→ **PROMPT**
Look through the records below and collect all lines that hold the string "Estimated".

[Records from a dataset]
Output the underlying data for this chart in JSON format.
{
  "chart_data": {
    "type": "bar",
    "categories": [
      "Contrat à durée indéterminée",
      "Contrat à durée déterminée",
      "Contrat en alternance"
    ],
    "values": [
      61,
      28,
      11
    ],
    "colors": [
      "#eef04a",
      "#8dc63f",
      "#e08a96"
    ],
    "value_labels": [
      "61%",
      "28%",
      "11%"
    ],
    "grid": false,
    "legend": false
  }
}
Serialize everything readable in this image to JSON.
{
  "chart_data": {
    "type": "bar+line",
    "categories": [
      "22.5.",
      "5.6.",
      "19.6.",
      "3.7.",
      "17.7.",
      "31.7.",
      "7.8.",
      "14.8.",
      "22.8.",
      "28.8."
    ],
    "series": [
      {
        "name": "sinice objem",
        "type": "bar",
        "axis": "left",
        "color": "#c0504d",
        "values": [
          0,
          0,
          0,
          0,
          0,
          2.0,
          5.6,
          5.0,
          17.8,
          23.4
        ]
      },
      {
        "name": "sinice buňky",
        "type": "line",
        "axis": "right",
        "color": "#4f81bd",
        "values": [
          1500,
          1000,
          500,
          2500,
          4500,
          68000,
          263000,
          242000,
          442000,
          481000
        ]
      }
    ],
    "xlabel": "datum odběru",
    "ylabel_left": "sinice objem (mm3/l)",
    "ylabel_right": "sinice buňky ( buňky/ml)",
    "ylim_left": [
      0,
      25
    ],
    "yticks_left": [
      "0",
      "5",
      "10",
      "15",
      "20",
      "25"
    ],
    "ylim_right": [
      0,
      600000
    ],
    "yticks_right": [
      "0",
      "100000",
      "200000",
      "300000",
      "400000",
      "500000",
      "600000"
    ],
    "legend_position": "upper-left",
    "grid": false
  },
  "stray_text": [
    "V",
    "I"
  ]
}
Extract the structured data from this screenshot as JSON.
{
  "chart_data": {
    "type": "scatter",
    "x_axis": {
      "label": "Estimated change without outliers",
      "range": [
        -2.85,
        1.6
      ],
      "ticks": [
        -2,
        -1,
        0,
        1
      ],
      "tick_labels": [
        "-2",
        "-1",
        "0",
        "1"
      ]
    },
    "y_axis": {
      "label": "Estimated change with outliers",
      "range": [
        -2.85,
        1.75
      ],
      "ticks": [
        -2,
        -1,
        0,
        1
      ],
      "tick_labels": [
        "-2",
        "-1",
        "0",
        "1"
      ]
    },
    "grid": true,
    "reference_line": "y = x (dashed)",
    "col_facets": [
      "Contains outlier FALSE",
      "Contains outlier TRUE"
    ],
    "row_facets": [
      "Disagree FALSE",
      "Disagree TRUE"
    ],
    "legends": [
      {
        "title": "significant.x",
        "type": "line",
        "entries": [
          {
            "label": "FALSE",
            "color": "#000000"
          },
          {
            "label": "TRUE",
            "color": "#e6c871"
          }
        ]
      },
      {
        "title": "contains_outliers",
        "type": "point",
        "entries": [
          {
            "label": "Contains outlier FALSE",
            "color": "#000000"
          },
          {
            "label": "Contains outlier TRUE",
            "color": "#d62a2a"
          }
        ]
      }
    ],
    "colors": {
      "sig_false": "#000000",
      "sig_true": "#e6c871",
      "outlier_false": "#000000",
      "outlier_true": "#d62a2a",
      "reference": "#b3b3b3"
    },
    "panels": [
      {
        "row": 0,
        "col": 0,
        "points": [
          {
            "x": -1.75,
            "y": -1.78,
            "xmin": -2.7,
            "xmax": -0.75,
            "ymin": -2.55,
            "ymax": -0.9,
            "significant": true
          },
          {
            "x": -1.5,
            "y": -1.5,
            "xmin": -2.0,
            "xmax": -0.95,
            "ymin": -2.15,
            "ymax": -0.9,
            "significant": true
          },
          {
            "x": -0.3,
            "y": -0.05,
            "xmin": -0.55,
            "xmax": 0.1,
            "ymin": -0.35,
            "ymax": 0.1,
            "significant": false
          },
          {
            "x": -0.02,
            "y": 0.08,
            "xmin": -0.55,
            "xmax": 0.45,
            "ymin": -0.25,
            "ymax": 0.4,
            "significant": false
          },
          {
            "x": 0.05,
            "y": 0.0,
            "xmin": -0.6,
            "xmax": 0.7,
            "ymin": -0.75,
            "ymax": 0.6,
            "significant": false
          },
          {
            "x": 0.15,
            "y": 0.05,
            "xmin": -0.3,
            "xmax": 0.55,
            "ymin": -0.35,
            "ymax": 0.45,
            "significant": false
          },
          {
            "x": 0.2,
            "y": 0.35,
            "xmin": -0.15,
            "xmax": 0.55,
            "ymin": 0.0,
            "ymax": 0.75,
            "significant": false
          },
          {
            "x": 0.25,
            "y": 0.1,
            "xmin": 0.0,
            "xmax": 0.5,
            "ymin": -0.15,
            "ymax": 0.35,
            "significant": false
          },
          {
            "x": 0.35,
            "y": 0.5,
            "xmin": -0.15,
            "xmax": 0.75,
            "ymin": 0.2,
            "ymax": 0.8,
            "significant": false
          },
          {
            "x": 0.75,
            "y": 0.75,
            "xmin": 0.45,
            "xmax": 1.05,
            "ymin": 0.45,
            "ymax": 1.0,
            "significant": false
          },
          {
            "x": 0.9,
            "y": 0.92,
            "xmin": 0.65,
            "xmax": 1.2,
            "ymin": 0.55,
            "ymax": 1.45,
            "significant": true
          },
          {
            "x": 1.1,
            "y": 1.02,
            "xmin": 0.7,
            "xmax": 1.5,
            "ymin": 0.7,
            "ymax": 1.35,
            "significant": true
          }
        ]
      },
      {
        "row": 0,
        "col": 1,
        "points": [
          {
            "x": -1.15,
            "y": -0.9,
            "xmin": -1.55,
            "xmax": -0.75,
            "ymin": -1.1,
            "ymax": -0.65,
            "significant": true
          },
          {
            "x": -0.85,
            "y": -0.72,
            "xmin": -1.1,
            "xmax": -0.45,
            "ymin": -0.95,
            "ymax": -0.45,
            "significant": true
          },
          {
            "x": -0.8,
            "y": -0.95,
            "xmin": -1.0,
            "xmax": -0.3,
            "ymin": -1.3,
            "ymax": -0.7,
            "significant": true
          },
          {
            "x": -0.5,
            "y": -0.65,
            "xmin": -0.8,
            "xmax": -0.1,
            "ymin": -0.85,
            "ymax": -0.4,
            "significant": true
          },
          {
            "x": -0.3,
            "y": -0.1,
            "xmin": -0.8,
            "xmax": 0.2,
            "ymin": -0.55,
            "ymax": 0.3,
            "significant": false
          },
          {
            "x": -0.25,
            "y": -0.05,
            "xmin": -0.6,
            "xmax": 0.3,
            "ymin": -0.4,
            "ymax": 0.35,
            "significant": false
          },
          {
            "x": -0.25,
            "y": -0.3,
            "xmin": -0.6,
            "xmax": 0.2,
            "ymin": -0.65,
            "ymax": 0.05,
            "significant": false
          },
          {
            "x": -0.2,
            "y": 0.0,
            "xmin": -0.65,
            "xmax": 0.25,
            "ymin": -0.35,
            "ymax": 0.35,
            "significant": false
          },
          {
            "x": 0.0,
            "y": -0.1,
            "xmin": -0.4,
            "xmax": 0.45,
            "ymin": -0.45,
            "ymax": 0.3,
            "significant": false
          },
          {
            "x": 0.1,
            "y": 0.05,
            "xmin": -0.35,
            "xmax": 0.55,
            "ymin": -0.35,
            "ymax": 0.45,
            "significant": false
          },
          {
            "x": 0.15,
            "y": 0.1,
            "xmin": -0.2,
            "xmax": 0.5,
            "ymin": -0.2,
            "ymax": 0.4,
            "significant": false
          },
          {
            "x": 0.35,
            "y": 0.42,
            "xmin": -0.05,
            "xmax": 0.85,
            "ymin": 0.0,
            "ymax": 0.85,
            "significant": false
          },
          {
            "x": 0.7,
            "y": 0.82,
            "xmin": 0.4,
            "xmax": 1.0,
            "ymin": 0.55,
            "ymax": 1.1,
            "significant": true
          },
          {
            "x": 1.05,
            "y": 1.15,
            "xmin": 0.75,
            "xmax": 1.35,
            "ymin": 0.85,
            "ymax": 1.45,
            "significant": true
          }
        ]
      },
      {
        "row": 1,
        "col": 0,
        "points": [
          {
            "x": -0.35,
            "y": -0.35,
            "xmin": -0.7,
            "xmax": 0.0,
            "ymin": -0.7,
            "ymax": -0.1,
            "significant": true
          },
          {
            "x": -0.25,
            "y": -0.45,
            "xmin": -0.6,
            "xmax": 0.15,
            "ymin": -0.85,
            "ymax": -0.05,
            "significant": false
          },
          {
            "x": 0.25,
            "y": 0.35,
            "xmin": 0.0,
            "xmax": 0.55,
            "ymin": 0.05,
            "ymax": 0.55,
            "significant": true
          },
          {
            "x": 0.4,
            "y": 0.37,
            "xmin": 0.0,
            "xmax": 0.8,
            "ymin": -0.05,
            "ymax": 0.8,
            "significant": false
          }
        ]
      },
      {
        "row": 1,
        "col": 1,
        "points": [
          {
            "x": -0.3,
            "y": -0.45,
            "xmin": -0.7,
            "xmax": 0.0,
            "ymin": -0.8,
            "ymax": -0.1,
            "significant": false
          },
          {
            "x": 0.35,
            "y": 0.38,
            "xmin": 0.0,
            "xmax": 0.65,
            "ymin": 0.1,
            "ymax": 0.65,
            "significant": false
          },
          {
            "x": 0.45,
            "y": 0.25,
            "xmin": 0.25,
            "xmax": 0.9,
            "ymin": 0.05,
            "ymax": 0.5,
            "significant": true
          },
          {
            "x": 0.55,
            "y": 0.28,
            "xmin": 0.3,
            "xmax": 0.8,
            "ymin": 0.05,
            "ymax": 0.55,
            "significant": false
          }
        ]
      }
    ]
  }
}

→ **SOLUTION**
      "label": "Estimated change without outliers",
      "label": "Estimated change with outliers",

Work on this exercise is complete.